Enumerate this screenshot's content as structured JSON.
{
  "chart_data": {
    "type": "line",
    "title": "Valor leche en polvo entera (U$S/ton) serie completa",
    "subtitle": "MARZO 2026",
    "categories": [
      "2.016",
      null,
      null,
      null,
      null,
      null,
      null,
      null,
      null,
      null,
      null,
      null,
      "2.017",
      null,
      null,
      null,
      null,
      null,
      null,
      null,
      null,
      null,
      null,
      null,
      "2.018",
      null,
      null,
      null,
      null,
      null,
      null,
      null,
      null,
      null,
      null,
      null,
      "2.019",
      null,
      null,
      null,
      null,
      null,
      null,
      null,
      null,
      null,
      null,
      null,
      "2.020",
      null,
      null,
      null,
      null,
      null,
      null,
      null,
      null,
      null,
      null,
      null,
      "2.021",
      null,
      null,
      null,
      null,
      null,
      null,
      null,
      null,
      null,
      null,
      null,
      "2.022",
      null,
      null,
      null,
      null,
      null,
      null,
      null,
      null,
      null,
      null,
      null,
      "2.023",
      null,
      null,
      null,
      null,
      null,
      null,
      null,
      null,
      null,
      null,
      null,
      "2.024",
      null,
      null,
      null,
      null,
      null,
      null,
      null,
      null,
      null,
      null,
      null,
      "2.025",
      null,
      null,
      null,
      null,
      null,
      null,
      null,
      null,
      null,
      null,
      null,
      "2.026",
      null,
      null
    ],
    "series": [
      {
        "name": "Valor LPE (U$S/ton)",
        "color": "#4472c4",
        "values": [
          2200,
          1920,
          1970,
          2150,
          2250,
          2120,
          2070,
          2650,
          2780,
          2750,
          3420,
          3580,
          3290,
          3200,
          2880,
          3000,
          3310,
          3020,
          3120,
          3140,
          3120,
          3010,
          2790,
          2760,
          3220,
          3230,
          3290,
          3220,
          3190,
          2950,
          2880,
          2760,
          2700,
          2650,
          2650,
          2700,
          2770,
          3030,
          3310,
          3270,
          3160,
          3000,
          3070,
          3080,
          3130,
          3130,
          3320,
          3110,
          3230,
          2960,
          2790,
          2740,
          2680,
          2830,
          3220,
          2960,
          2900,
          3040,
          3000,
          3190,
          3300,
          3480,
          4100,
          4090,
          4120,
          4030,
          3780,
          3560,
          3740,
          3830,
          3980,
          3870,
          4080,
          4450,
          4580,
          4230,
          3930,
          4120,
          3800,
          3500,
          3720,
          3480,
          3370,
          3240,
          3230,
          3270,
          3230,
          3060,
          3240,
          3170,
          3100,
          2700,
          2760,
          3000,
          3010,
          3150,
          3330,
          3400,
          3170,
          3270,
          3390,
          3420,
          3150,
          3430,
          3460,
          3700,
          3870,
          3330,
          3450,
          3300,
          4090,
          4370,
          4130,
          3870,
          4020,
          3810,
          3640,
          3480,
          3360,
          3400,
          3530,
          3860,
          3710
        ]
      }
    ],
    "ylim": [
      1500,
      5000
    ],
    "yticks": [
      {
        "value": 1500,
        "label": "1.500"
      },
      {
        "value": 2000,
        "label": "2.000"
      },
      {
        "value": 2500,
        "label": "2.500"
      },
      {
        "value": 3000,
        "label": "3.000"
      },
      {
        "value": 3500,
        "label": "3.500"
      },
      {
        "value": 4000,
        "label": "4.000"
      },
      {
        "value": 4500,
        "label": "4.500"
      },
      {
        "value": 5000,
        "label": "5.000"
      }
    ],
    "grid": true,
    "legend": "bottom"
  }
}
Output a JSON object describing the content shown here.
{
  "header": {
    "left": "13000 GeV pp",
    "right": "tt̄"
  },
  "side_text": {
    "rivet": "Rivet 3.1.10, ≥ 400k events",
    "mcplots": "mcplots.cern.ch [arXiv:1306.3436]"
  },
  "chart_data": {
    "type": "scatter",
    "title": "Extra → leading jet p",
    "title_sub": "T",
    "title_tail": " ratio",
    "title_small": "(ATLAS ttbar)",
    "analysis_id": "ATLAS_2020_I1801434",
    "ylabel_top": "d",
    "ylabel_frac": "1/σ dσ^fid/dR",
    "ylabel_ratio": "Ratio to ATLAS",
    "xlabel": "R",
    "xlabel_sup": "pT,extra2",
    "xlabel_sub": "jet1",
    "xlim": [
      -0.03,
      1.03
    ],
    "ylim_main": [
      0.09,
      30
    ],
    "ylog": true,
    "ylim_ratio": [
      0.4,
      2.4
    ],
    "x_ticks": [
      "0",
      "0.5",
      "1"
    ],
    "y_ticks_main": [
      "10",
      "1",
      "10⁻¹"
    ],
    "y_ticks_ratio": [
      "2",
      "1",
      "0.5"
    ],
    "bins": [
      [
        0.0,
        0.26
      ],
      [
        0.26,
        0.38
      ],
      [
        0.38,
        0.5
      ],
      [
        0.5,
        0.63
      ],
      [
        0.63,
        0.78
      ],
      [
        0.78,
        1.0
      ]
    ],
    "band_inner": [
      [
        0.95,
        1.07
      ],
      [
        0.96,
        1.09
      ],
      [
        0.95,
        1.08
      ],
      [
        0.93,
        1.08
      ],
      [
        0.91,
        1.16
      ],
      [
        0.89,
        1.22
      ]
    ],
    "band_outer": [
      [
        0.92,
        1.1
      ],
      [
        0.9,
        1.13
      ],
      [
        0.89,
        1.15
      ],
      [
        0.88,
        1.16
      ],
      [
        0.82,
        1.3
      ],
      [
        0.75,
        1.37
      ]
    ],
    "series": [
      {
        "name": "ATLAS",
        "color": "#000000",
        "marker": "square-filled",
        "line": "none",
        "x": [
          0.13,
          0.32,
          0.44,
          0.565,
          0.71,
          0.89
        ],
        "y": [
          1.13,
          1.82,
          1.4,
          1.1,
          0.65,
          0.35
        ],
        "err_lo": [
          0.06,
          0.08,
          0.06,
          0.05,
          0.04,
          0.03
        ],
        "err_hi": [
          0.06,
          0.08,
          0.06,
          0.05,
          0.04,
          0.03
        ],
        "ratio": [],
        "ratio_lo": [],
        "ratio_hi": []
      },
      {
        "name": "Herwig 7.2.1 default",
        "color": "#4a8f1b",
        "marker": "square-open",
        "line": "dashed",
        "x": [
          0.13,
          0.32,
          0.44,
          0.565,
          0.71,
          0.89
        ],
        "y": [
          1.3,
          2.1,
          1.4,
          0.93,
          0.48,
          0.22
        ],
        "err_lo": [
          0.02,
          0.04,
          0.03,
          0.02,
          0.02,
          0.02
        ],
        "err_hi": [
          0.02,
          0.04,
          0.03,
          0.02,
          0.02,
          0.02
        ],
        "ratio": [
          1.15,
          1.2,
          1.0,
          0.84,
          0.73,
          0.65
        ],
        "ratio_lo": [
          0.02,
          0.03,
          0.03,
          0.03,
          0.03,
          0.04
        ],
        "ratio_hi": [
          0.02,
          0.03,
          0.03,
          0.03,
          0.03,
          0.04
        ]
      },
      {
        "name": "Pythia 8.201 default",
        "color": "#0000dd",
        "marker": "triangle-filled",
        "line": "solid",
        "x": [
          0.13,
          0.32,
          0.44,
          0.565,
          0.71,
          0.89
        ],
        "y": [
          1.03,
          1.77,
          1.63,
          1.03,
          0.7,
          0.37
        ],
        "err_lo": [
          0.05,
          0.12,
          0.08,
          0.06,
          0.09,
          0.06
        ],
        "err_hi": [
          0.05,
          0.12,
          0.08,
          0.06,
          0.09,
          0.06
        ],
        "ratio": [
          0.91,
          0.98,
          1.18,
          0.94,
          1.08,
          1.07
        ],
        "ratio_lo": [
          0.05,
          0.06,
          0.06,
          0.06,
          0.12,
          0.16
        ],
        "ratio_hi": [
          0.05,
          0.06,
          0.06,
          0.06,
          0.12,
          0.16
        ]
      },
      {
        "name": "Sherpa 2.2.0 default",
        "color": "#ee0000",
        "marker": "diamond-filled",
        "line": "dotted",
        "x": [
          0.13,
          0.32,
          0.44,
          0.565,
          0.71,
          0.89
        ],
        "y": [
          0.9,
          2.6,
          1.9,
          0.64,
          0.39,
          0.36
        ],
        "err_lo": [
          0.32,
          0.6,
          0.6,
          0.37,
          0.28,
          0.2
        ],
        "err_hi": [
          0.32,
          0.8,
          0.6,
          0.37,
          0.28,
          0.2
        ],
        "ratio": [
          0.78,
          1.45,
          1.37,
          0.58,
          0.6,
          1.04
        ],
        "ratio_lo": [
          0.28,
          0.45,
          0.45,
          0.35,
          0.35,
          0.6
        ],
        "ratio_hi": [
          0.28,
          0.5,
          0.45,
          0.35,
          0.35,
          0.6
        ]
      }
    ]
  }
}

****

Pick out all the lines with the word "filled" in them and copy them.

## Completed task
        "marker": "square-filled",
        "marker": "triangle-filled",
        "marker": "diamond-filled",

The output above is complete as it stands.